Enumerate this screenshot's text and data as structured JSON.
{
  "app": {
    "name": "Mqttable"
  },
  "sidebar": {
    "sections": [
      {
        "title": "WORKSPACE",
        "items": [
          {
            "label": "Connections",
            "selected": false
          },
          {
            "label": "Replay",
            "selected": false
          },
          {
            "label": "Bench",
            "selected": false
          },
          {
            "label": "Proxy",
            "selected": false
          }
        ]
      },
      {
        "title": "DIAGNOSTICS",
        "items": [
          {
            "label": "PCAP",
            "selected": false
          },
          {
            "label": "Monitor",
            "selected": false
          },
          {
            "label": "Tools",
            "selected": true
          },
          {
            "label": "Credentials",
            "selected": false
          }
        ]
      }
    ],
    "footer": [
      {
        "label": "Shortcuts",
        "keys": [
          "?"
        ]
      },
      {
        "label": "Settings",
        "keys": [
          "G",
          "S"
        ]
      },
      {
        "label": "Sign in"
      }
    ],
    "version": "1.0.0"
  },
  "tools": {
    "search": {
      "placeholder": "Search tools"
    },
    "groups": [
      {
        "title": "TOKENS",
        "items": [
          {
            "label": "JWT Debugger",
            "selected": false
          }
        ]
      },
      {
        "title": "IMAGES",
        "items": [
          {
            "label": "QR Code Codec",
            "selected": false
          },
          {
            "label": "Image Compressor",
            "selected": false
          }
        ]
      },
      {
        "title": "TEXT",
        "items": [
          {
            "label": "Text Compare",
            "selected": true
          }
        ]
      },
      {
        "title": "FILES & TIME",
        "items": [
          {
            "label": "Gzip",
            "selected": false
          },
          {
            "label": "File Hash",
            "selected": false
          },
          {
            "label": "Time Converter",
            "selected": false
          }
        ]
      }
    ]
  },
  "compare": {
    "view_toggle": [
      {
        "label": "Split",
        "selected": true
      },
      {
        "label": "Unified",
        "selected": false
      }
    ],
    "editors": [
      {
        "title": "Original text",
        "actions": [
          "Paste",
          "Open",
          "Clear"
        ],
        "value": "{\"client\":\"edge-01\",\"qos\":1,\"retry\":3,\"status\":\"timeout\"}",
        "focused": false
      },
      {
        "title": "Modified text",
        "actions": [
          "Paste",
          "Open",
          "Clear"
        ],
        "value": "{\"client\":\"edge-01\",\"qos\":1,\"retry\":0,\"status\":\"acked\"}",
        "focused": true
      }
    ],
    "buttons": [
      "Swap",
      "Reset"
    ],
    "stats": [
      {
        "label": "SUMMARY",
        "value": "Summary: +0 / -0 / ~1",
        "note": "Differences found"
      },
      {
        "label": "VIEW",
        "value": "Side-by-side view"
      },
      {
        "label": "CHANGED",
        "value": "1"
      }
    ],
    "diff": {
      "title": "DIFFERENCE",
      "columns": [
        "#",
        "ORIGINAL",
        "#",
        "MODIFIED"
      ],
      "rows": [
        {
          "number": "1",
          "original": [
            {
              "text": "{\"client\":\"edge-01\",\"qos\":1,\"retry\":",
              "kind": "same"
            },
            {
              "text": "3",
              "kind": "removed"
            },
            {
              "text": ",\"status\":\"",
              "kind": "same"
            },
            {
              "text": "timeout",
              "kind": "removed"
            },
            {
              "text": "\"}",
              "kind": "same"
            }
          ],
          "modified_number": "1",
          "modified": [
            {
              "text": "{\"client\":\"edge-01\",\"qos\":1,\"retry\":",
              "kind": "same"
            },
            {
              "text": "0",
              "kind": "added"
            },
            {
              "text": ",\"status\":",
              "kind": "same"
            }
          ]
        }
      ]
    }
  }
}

OBJECTIVE
Tally up the lines of the listing containing the word "true". Give only the total.

TASK OUTPUT
4